» PROBLEM TO WORK ON:
Set down every record once more, exactly as given.
────────────────
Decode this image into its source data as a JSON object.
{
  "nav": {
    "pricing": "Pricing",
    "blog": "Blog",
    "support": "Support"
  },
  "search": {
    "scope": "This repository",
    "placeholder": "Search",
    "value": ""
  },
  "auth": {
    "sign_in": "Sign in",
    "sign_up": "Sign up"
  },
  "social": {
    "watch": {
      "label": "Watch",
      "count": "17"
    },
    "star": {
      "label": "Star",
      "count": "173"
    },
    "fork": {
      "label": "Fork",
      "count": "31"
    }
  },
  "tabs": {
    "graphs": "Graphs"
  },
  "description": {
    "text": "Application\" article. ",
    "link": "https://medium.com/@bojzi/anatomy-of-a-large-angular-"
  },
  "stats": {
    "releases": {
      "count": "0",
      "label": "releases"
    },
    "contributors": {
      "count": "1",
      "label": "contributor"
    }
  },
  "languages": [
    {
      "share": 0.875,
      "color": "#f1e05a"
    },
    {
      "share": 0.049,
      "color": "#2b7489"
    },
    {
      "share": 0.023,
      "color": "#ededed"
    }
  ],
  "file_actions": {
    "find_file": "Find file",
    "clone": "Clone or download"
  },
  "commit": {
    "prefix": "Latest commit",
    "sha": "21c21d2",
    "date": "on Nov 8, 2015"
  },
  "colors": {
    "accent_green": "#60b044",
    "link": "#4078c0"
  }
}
────────────────
» COMPLETE OUTPUT:
Decode this image into its source data as a JSON object.
{
  "nav": {
    "pricing": "Pricing",
    "blog": "Blog",
    "support": "Support"
  },
  "search": {
    "scope": "This repository",
    "placeholder": "Search",
    "value": ""
  },
  "auth": {
    "sign_in": "Sign in",
    "sign_up": "Sign up"
  },
  "social": {
    "watch": {
      "label": "Watch",
      "count": "17"
    },
    "star": {
      "label": "Star",
      "count": "173"
    },
    "fork": {
      "label": "Fork",
      "count": "31"
    }
  },
  "tabs": {
    "graphs": "Graphs"
  },
  "description": {
    "text": "Application\" article. ",
    "link": "https://medium.com/@bojzi/anatomy-of-a-large-angular-"
  },
  "stats": {
    "releases": {
      "count": "0",
      "label": "releases"
    },
    "contributors": {
      "count": "1",
      "label": "contributor"
    }
  },
  "languages": [
    {
      "share": 0.875,
      "color": "#f1e05a"
    },
    {
      "share": 0.049,
      "color": "#2b7489"
    },
    {
      "share": 0.023,
      "color": "#ededed"
    }
  ],
  "file_actions": {
    "find_file": "Find file",
    "clone": "Clone or download"
  },
  "commit": {
    "prefix": "Latest commit",
    "sha": "21c21d2",
    "date": "on Nov 8, 2015"
  },
  "colors": {
    "accent_green": "#60b044",
    "link": "#4078c0"
  }
}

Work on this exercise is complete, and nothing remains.